# Task prompt:
Copy word for word the line containing "Serialize everything readable" together with all lines following it to the end of the listing below, without the pictures.

-- Start of Data in this exercise --

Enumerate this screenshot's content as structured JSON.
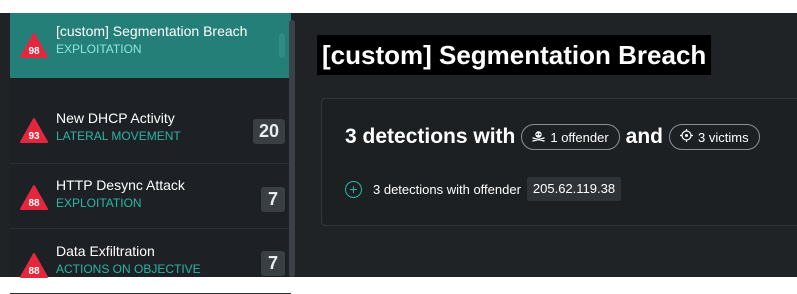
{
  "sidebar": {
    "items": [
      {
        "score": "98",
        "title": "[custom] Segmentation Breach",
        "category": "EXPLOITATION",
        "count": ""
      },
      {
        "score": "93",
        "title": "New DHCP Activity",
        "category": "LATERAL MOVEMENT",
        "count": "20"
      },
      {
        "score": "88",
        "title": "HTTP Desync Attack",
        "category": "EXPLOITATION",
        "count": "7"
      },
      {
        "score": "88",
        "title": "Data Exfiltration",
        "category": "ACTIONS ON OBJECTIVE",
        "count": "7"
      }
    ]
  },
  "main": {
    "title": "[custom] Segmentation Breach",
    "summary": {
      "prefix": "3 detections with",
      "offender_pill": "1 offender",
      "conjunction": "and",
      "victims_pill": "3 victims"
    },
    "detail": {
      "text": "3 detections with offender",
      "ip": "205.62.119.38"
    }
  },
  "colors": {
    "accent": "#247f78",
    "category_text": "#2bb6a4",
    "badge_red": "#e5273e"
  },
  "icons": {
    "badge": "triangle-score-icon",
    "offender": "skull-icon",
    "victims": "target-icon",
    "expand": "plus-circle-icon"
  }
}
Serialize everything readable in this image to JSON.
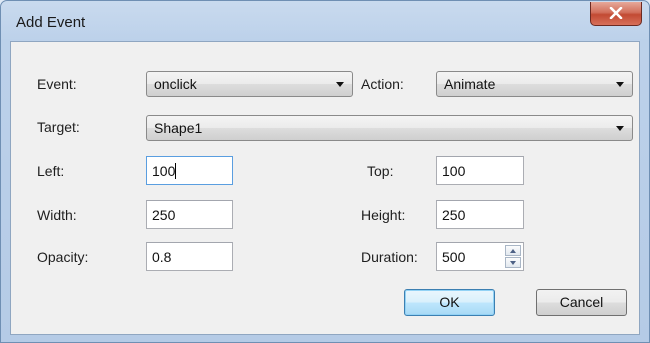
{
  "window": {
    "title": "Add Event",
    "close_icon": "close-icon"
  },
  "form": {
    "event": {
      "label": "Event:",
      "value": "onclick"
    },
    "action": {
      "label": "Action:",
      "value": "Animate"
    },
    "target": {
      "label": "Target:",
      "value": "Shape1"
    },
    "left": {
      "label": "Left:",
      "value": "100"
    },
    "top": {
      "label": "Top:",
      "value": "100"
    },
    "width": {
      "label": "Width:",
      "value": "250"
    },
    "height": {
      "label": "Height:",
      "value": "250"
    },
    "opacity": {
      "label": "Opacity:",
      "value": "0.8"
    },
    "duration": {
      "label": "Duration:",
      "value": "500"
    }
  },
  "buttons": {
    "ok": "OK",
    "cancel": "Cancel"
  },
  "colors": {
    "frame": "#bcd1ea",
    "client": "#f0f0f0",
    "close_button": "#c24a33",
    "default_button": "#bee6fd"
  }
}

-- End of Data in this exercise --

# Solution:
Serialize everything readable in this image to JSON.
{
  "window": {
    "title": "Add Event",
    "close_icon": "close-icon"
  },
  "form": {
    "event": {
      "label": "Event:",
      "value": "onclick"
    },
    "action": {
      "label": "Action:",
      "value": "Animate"
    },
    "target": {
      "label": "Target:",
      "value": "Shape1"
    },
    "left": {
      "label": "Left:",
      "value": "100"
    },
    "top": {
      "label": "Top:",
      "value": "100"
    },
    "width": {
      "label": "Width:",
      "value": "250"
    },
    "height": {
      "label": "Height:",
      "value": "250"
    },
    "opacity": {
      "label": "Opacity:",
      "value": "0.8"
    },
    "duration": {
      "label": "Duration:",
      "value": "500"
    }
  },
  "buttons": {
    "ok": "OK",
    "cancel": "Cancel"
  },
  "colors": {
    "frame": "#bcd1ea",
    "client": "#f0f0f0",
    "close_button": "#c24a33",
    "default_button": "#bee6fd"
  }
}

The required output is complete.